*What to work on:*
Any pictures in the records below should be skipped; write out everything else exactly.

*Input rows:*
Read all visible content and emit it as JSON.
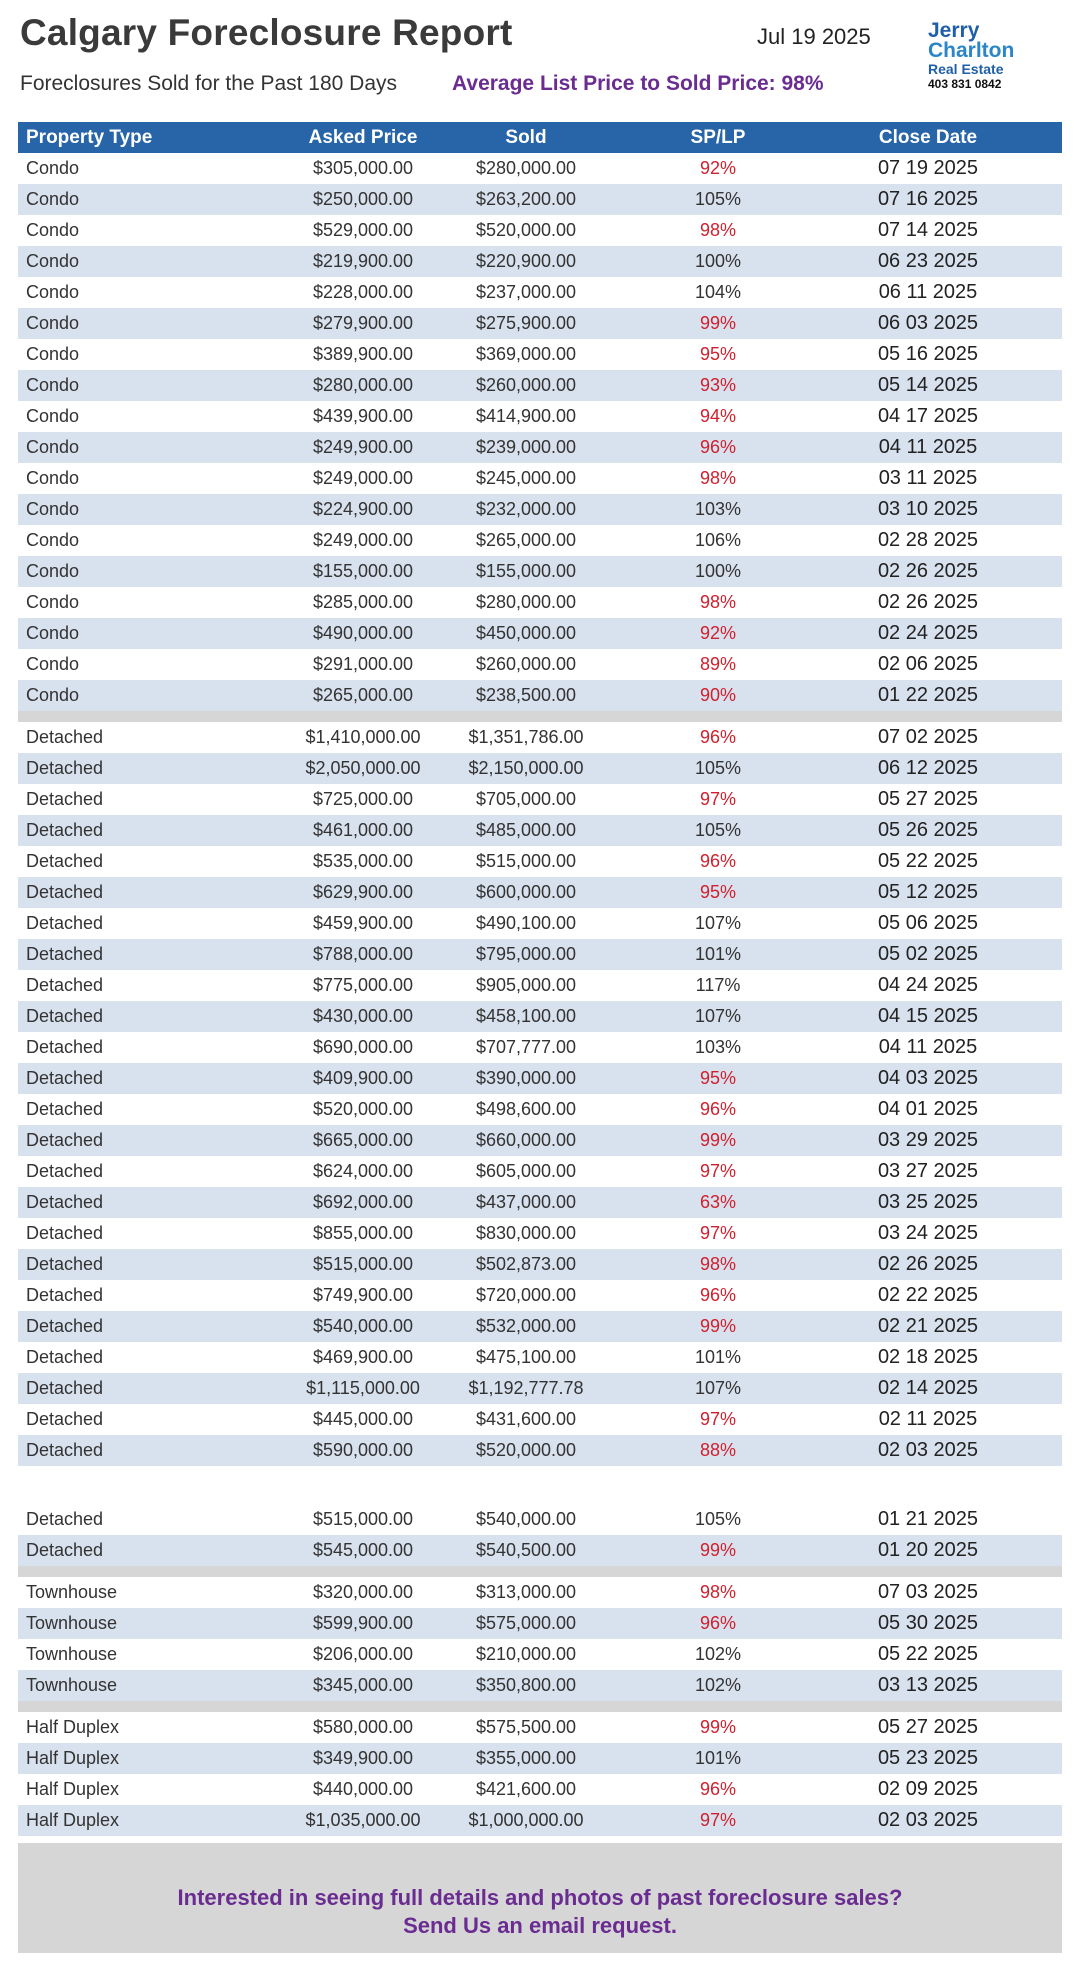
{
  "header": {
    "title": "Calgary Foreclosure Report",
    "date": "Jul 19 2025",
    "subtitle": "Foreclosures Sold for the Past 180 Days",
    "avg_ratio": "Average List Price to Sold Price: 98%"
  },
  "logo": {
    "line1": "Jerry",
    "line2": "Charlton",
    "line3": "Real Estate",
    "phone": "403 831 0842"
  },
  "colors": {
    "header_bg": "#2764a8",
    "row_alt": "#d8e1ee",
    "below_list": "#d0202e",
    "accent": "#6a2c91"
  },
  "table": {
    "columns": [
      "Property Type",
      "Asked Price",
      "Sold",
      "SP/LP",
      "Close Date"
    ],
    "groups": [
      {
        "rows": [
          [
            "Condo",
            "$305,000.00",
            "$280,000.00",
            "92%",
            "07 19 2025"
          ],
          [
            "Condo",
            "$250,000.00",
            "$263,200.00",
            "105%",
            "07 16 2025"
          ],
          [
            "Condo",
            "$529,000.00",
            "$520,000.00",
            "98%",
            "07 14 2025"
          ],
          [
            "Condo",
            "$219,900.00",
            "$220,900.00",
            "100%",
            "06 23 2025"
          ],
          [
            "Condo",
            "$228,000.00",
            "$237,000.00",
            "104%",
            "06 11 2025"
          ],
          [
            "Condo",
            "$279,900.00",
            "$275,900.00",
            "99%",
            "06 03 2025"
          ],
          [
            "Condo",
            "$389,900.00",
            "$369,000.00",
            "95%",
            "05 16 2025"
          ],
          [
            "Condo",
            "$280,000.00",
            "$260,000.00",
            "93%",
            "05 14 2025"
          ],
          [
            "Condo",
            "$439,900.00",
            "$414,900.00",
            "94%",
            "04 17 2025"
          ],
          [
            "Condo",
            "$249,900.00",
            "$239,000.00",
            "96%",
            "04 11 2025"
          ],
          [
            "Condo",
            "$249,000.00",
            "$245,000.00",
            "98%",
            "03 11 2025"
          ],
          [
            "Condo",
            "$224,900.00",
            "$232,000.00",
            "103%",
            "03 10 2025"
          ],
          [
            "Condo",
            "$249,000.00",
            "$265,000.00",
            "106%",
            "02 28 2025"
          ],
          [
            "Condo",
            "$155,000.00",
            "$155,000.00",
            "100%",
            "02 26 2025"
          ],
          [
            "Condo",
            "$285,000.00",
            "$280,000.00",
            "98%",
            "02 26 2025"
          ],
          [
            "Condo",
            "$490,000.00",
            "$450,000.00",
            "92%",
            "02 24 2025"
          ],
          [
            "Condo",
            "$291,000.00",
            "$260,000.00",
            "89%",
            "02 06 2025"
          ],
          [
            "Condo",
            "$265,000.00",
            "$238,500.00",
            "90%",
            "01 22 2025"
          ]
        ],
        "after": "sep"
      },
      {
        "rows": [
          [
            "Detached",
            "$1,410,000.00",
            "$1,351,786.00",
            "96%",
            "07 02 2025"
          ],
          [
            "Detached",
            "$2,050,000.00",
            "$2,150,000.00",
            "105%",
            "06 12 2025"
          ],
          [
            "Detached",
            "$725,000.00",
            "$705,000.00",
            "97%",
            "05 27 2025"
          ],
          [
            "Detached",
            "$461,000.00",
            "$485,000.00",
            "105%",
            "05 26 2025"
          ],
          [
            "Detached",
            "$535,000.00",
            "$515,000.00",
            "96%",
            "05 22 2025"
          ],
          [
            "Detached",
            "$629,900.00",
            "$600,000.00",
            "95%",
            "05 12 2025"
          ],
          [
            "Detached",
            "$459,900.00",
            "$490,100.00",
            "107%",
            "05 06 2025"
          ],
          [
            "Detached",
            "$788,000.00",
            "$795,000.00",
            "101%",
            "05 02 2025"
          ],
          [
            "Detached",
            "$775,000.00",
            "$905,000.00",
            "117%",
            "04 24 2025"
          ],
          [
            "Detached",
            "$430,000.00",
            "$458,100.00",
            "107%",
            "04 15 2025"
          ],
          [
            "Detached",
            "$690,000.00",
            "$707,777.00",
            "103%",
            "04 11 2025"
          ],
          [
            "Detached",
            "$409,900.00",
            "$390,000.00",
            "95%",
            "04 03 2025"
          ],
          [
            "Detached",
            "$520,000.00",
            "$498,600.00",
            "96%",
            "04 01 2025"
          ],
          [
            "Detached",
            "$665,000.00",
            "$660,000.00",
            "99%",
            "03 29 2025"
          ],
          [
            "Detached",
            "$624,000.00",
            "$605,000.00",
            "97%",
            "03 27 2025"
          ],
          [
            "Detached",
            "$692,000.00",
            "$437,000.00",
            "63%",
            "03 25 2025"
          ],
          [
            "Detached",
            "$855,000.00",
            "$830,000.00",
            "97%",
            "03 24 2025"
          ],
          [
            "Detached",
            "$515,000.00",
            "$502,873.00",
            "98%",
            "02 26 2025"
          ],
          [
            "Detached",
            "$749,900.00",
            "$720,000.00",
            "96%",
            "02 22 2025"
          ],
          [
            "Detached",
            "$540,000.00",
            "$532,000.00",
            "99%",
            "02 21 2025"
          ],
          [
            "Detached",
            "$469,900.00",
            "$475,100.00",
            "101%",
            "02 18 2025"
          ],
          [
            "Detached",
            "$1,115,000.00",
            "$1,192,777.78",
            "107%",
            "02 14 2025"
          ],
          [
            "Detached",
            "$445,000.00",
            "$431,600.00",
            "97%",
            "02 11 2025"
          ],
          [
            "Detached",
            "$590,000.00",
            "$520,000.00",
            "88%",
            "02 03 2025"
          ]
        ],
        "after": "gap"
      },
      {
        "rows": [
          [
            "Detached",
            "$515,000.00",
            "$540,000.00",
            "105%",
            "01 21 2025"
          ],
          [
            "Detached",
            "$545,000.00",
            "$540,500.00",
            "99%",
            "01 20 2025"
          ]
        ],
        "after": "sep"
      },
      {
        "rows": [
          [
            "Townhouse",
            "$320,000.00",
            "$313,000.00",
            "98%",
            "07 03 2025"
          ],
          [
            "Townhouse",
            "$599,900.00",
            "$575,000.00",
            "96%",
            "05 30 2025"
          ],
          [
            "Townhouse",
            "$206,000.00",
            "$210,000.00",
            "102%",
            "05 22 2025"
          ],
          [
            "Townhouse",
            "$345,000.00",
            "$350,800.00",
            "102%",
            "03 13 2025"
          ]
        ],
        "after": "sep"
      },
      {
        "rows": [
          [
            "Half Duplex",
            "$580,000.00",
            "$575,500.00",
            "99%",
            "05 27 2025"
          ],
          [
            "Half Duplex",
            "$349,900.00",
            "$355,000.00",
            "101%",
            "05 23 2025"
          ],
          [
            "Half Duplex",
            "$440,000.00",
            "$421,600.00",
            "96%",
            "02 09 2025"
          ],
          [
            "Half Duplex",
            "$1,035,000.00",
            "$1,000,000.00",
            "97%",
            "02 03 2025"
          ]
        ],
        "after": "none"
      }
    ]
  },
  "footer": {
    "line1": "Interested in seeing full details and photos of past foreclosure sales?",
    "line2": "Send Us an email request."
  }
}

*Response:*
Read all visible content and emit it as JSON.
{
  "header": {
    "title": "Calgary Foreclosure Report",
    "date": "Jul 19 2025",
    "subtitle": "Foreclosures Sold for the Past 180 Days",
    "avg_ratio": "Average List Price to Sold Price: 98%"
  },
  "logo": {
    "line1": "Jerry",
    "line2": "Charlton",
    "line3": "Real Estate",
    "phone": "403 831 0842"
  },
  "colors": {
    "header_bg": "#2764a8",
    "row_alt": "#d8e1ee",
    "below_list": "#d0202e",
    "accent": "#6a2c91"
  },
  "table": {
    "columns": [
      "Property Type",
      "Asked Price",
      "Sold",
      "SP/LP",
      "Close Date"
    ],
    "groups": [
      {
        "rows": [
          [
            "Condo",
            "$305,000.00",
            "$280,000.00",
            "92%",
            "07 19 2025"
          ],
          [
            "Condo",
            "$250,000.00",
            "$263,200.00",
            "105%",
            "07 16 2025"
          ],
          [
            "Condo",
            "$529,000.00",
            "$520,000.00",
            "98%",
            "07 14 2025"
          ],
          [
            "Condo",
            "$219,900.00",
            "$220,900.00",
            "100%",
            "06 23 2025"
          ],
          [
            "Condo",
            "$228,000.00",
            "$237,000.00",
            "104%",
            "06 11 2025"
          ],
          [
            "Condo",
            "$279,900.00",
            "$275,900.00",
            "99%",
            "06 03 2025"
          ],
          [
            "Condo",
            "$389,900.00",
            "$369,000.00",
            "95%",
            "05 16 2025"
          ],
          [
            "Condo",
            "$280,000.00",
            "$260,000.00",
            "93%",
            "05 14 2025"
          ],
          [
            "Condo",
            "$439,900.00",
            "$414,900.00",
            "94%",
            "04 17 2025"
          ],
          [
            "Condo",
            "$249,900.00",
            "$239,000.00",
            "96%",
            "04 11 2025"
          ],
          [
            "Condo",
            "$249,000.00",
            "$245,000.00",
            "98%",
            "03 11 2025"
          ],
          [
            "Condo",
            "$224,900.00",
            "$232,000.00",
            "103%",
            "03 10 2025"
          ],
          [
            "Condo",
            "$249,000.00",
            "$265,000.00",
            "106%",
            "02 28 2025"
          ],
          [
            "Condo",
            "$155,000.00",
            "$155,000.00",
            "100%",
            "02 26 2025"
          ],
          [
            "Condo",
            "$285,000.00",
            "$280,000.00",
            "98%",
            "02 26 2025"
          ],
          [
            "Condo",
            "$490,000.00",
            "$450,000.00",
            "92%",
            "02 24 2025"
          ],
          [
            "Condo",
            "$291,000.00",
            "$260,000.00",
            "89%",
            "02 06 2025"
          ],
          [
            "Condo",
            "$265,000.00",
            "$238,500.00",
            "90%",
            "01 22 2025"
          ]
        ],
        "after": "sep"
      },
      {
        "rows": [
          [
            "Detached",
            "$1,410,000.00",
            "$1,351,786.00",
            "96%",
            "07 02 2025"
          ],
          [
            "Detached",
            "$2,050,000.00",
            "$2,150,000.00",
            "105%",
            "06 12 2025"
          ],
          [
            "Detached",
            "$725,000.00",
            "$705,000.00",
            "97%",
            "05 27 2025"
          ],
          [
            "Detached",
            "$461,000.00",
            "$485,000.00",
            "105%",
            "05 26 2025"
          ],
          [
            "Detached",
            "$535,000.00",
            "$515,000.00",
            "96%",
            "05 22 2025"
          ],
          [
            "Detached",
            "$629,900.00",
            "$600,000.00",
            "95%",
            "05 12 2025"
          ],
          [
            "Detached",
            "$459,900.00",
            "$490,100.00",
            "107%",
            "05 06 2025"
          ],
          [
            "Detached",
            "$788,000.00",
            "$795,000.00",
            "101%",
            "05 02 2025"
          ],
          [
            "Detached",
            "$775,000.00",
            "$905,000.00",
            "117%",
            "04 24 2025"
          ],
          [
            "Detached",
            "$430,000.00",
            "$458,100.00",
            "107%",
            "04 15 2025"
          ],
          [
            "Detached",
            "$690,000.00",
            "$707,777.00",
            "103%",
            "04 11 2025"
          ],
          [
            "Detached",
            "$409,900.00",
            "$390,000.00",
            "95%",
            "04 03 2025"
          ],
          [
            "Detached",
            "$520,000.00",
            "$498,600.00",
            "96%",
            "04 01 2025"
          ],
          [
            "Detached",
            "$665,000.00",
            "$660,000.00",
            "99%",
            "03 29 2025"
          ],
          [
            "Detached",
            "$624,000.00",
            "$605,000.00",
            "97%",
            "03 27 2025"
          ],
          [
            "Detached",
            "$692,000.00",
            "$437,000.00",
            "63%",
            "03 25 2025"
          ],
          [
            "Detached",
            "$855,000.00",
            "$830,000.00",
            "97%",
            "03 24 2025"
          ],
          [
            "Detached",
            "$515,000.00",
            "$502,873.00",
            "98%",
            "02 26 2025"
          ],
          [
            "Detached",
            "$749,900.00",
            "$720,000.00",
            "96%",
            "02 22 2025"
          ],
          [
            "Detached",
            "$540,000.00",
            "$532,000.00",
            "99%",
            "02 21 2025"
          ],
          [
            "Detached",
            "$469,900.00",
            "$475,100.00",
            "101%",
            "02 18 2025"
          ],
          [
            "Detached",
            "$1,115,000.00",
            "$1,192,777.78",
            "107%",
            "02 14 2025"
          ],
          [
            "Detached",
            "$445,000.00",
            "$431,600.00",
            "97%",
            "02 11 2025"
          ],
          [
            "Detached",
            "$590,000.00",
            "$520,000.00",
            "88%",
            "02 03 2025"
          ]
        ],
        "after": "gap"
      },
      {
        "rows": [
          [
            "Detached",
            "$515,000.00",
            "$540,000.00",
            "105%",
            "01 21 2025"
          ],
          [
            "Detached",
            "$545,000.00",
            "$540,500.00",
            "99%",
            "01 20 2025"
          ]
        ],
        "after": "sep"
      },
      {
        "rows": [
          [
            "Townhouse",
            "$320,000.00",
            "$313,000.00",
            "98%",
            "07 03 2025"
          ],
          [
            "Townhouse",
            "$599,900.00",
            "$575,000.00",
            "96%",
            "05 30 2025"
          ],
          [
            "Townhouse",
            "$206,000.00",
            "$210,000.00",
            "102%",
            "05 22 2025"
          ],
          [
            "Townhouse",
            "$345,000.00",
            "$350,800.00",
            "102%",
            "03 13 2025"
          ]
        ],
        "after": "sep"
      },
      {
        "rows": [
          [
            "Half Duplex",
            "$580,000.00",
            "$575,500.00",
            "99%",
            "05 27 2025"
          ],
          [
            "Half Duplex",
            "$349,900.00",
            "$355,000.00",
            "101%",
            "05 23 2025"
          ],
          [
            "Half Duplex",
            "$440,000.00",
            "$421,600.00",
            "96%",
            "02 09 2025"
          ],
          [
            "Half Duplex",
            "$1,035,000.00",
            "$1,000,000.00",
            "97%",
            "02 03 2025"
          ]
        ],
        "after": "none"
      }
    ]
  },
  "footer": {
    "line1": "Interested in seeing full details and photos of past foreclosure sales?",
    "line2": "Send Us an email request."
  }
}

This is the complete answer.